Begin DATA TO USE

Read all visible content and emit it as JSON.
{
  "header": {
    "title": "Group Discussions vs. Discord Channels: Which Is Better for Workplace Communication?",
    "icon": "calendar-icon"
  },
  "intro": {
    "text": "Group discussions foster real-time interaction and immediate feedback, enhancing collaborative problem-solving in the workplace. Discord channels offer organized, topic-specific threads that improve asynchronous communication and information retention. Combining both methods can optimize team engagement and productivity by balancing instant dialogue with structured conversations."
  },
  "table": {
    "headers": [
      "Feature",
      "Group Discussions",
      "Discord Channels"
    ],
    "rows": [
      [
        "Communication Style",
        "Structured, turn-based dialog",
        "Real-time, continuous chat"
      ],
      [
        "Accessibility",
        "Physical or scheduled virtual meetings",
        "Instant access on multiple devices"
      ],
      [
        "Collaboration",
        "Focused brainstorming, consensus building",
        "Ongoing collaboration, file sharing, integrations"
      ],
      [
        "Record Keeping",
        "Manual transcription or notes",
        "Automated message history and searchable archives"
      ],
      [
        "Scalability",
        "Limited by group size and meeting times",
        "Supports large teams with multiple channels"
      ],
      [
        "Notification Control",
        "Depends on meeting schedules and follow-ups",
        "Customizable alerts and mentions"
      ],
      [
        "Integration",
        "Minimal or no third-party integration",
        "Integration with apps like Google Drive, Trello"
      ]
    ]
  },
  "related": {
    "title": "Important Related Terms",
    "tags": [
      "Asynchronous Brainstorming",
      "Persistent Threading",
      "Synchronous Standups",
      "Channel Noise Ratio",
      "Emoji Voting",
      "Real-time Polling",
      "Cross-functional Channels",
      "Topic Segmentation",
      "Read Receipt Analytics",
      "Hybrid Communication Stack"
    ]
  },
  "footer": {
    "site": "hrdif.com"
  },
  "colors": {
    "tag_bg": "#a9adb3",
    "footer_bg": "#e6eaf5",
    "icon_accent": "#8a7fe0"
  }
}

End DATA TO USE

=== SHORT EXERCISE ===
What is the number of lines containing "with"? Give that number only.

=== TASK OUTPUT ===
3